• Work to be completed: The records underneath are to be repeated exactly, with the pictures left out.

• Task data:

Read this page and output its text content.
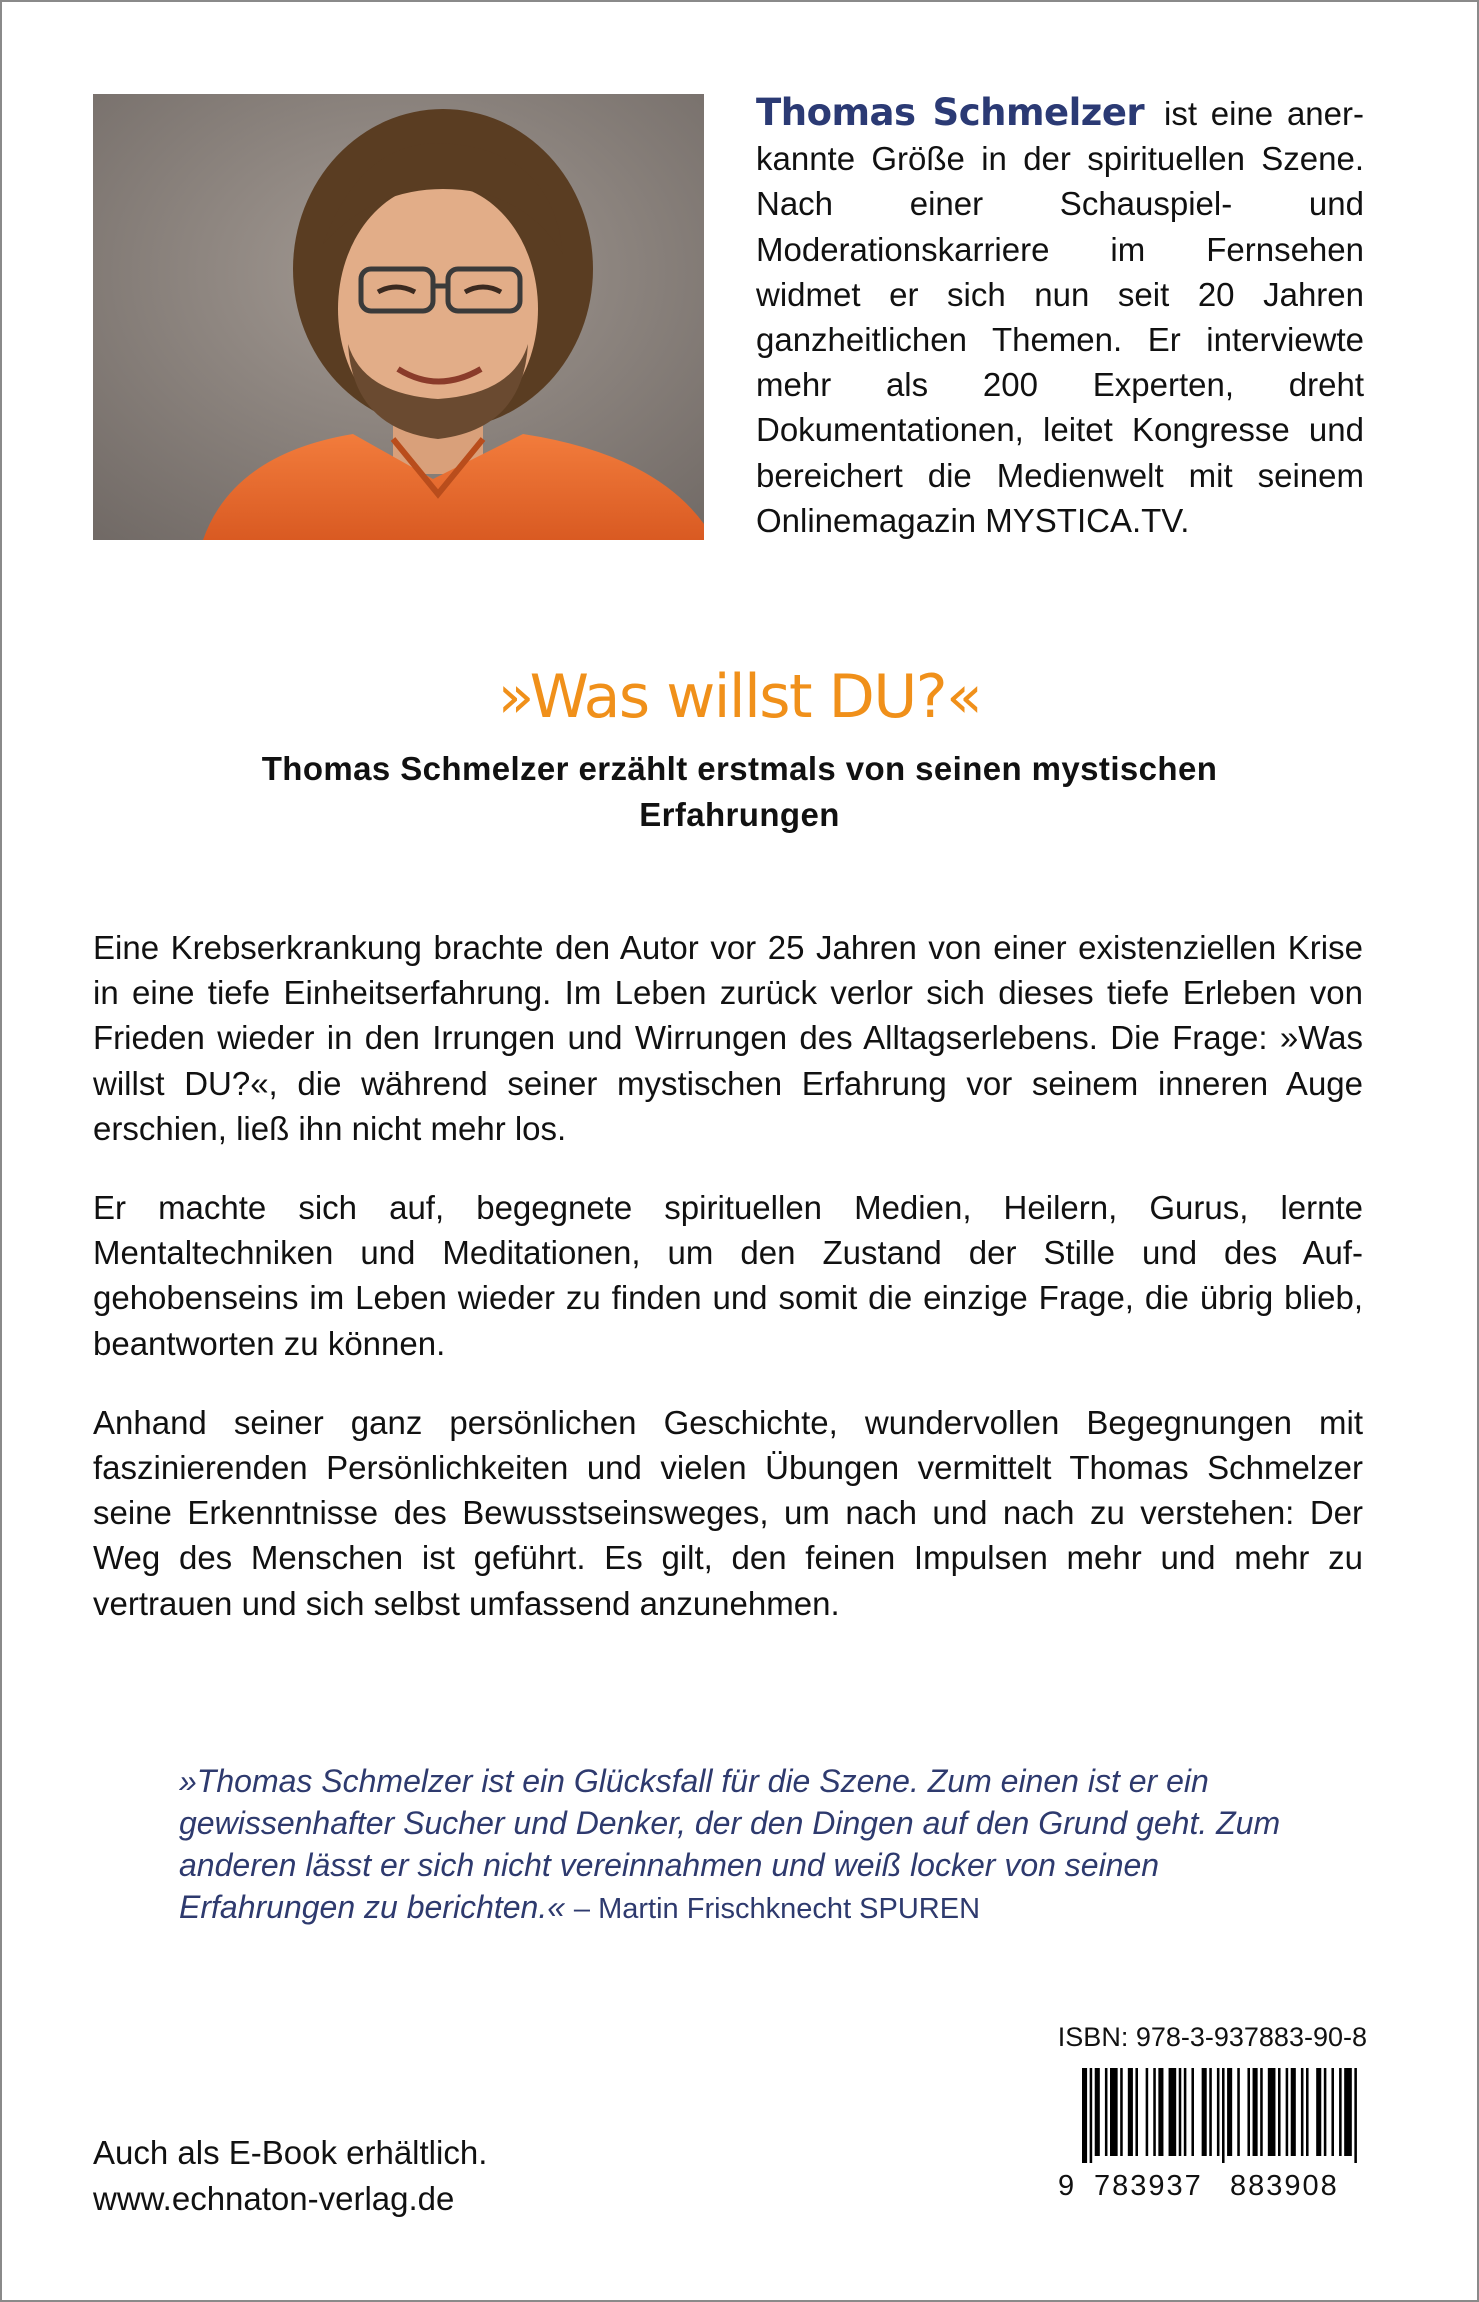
Thomas Schmelzer ist eine anerkannte Größe in der spirituellen Szene. Nach einer Schauspiel- und Moderationskarriere im Fernsehen widmet er sich nun seit 20 Jahren ganzheitlichen Themen. Er interviewte mehr als 200 Experten, dreht Dokumentationen, leitet Kongresse und bereichert die Medienwelt mit seinem Onlinemagazin MYSTICA.TV.
»Was willst DU?«
Thomas Schmelzer erzählt erstmals von seinen mystischen Erfahrungen

Eine Krebserkrankung brachte den Autor vor 25 Jahren von einer existenziellen Krise in eine tiefe Einheitserfahrung. Im Leben zurück verlor sich dieses tiefe Erleben von Frieden wieder in den Irrungen und Wirrungen des Alltagserlebens. Die Frage: »Was willst DU?«, die während seiner mystischen Erfahrung vor seinem inneren Auge erschien, ließ ihn nicht mehr los.

Er machte sich auf, begegnete spirituellen Medien, Heilern, Gurus, lernte Mentaltechniken und Meditationen, um den Zustand der Stille und des Aufgehobenseins im Leben wieder zu finden und somit die einzige Frage, die übrig blieb, beantworten zu können.

Anhand seiner ganz persönlichen Geschichte, wundervollen Begegnungen mit faszinierenden Persönlichkeiten und vielen Übungen vermittelt Thomas Schmelzer seine Erkenntnisse des Bewusstseinsweges, um nach und nach zu verstehen: Der Weg des Menschen ist geführt. Es gilt, den feinen Impulsen mehr und mehr zu vertrauen und sich selbst umfassend anzunehmen.

»Thomas Schmelzer ist ein Glücksfall für die Szene. Zum einen ist er ein gewissenhafter Sucher und Denker, der den Dingen auf den Grund geht. Zum anderen lässt er sich nicht vereinnahmen und weiß locker von seinen Erfahrungen zu berichten.« – Martin Frischknecht SPUREN
Auch als E-Book erhältlich.
www.echnaton-verlag.de
ISBN: 978-3-937883-90-8
9 783937 883908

• Full response:
Read this page and output its text content.
Thomas Schmelzer ist eine anerkannte Größe in der spirituellen Szene. Nach einer Schauspiel- und Moderationskarriere im Fernsehen widmet er sich nun seit 20 Jahren ganzheitlichen Themen. Er interviewte mehr als 200 Experten, dreht Dokumentationen, leitet Kongresse und bereichert die Medienwelt mit seinem Onlinemagazin MYSTICA.TV.
»Was willst DU?«
Thomas Schmelzer erzählt erstmals von seinen mystischen Erfahrungen

Eine Krebserkrankung brachte den Autor vor 25 Jahren von einer existenziellen Krise in eine tiefe Einheitserfahrung. Im Leben zurück verlor sich dieses tiefe Erleben von Frieden wieder in den Irrungen und Wirrungen des Alltagserlebens. Die Frage: »Was willst DU?«, die während seiner mystischen Erfahrung vor seinem inneren Auge erschien, ließ ihn nicht mehr los.

Er machte sich auf, begegnete spirituellen Medien, Heilern, Gurus, lernte Mentaltechniken und Meditationen, um den Zustand der Stille und des Aufgehobenseins im Leben wieder zu finden und somit die einzige Frage, die übrig blieb, beantworten zu können.

Anhand seiner ganz persönlichen Geschichte, wundervollen Begegnungen mit faszinierenden Persönlichkeiten und vielen Übungen vermittelt Thomas Schmelzer seine Erkenntnisse des Bewusstseinsweges, um nach und nach zu verstehen: Der Weg des Menschen ist geführt. Es gilt, den feinen Impulsen mehr und mehr zu vertrauen und sich selbst umfassend anzunehmen.

»Thomas Schmelzer ist ein Glücksfall für die Szene. Zum einen ist er ein gewissenhafter Sucher und Denker, der den Dingen auf den Grund geht. Zum anderen lässt er sich nicht vereinnahmen und weiß locker von seinen Erfahrungen zu berichten.« – Martin Frischknecht SPUREN
Auch als E-Book erhältlich.
www.echnaton-verlag.de
ISBN: 978-3-937883-90-8
9 783937 883908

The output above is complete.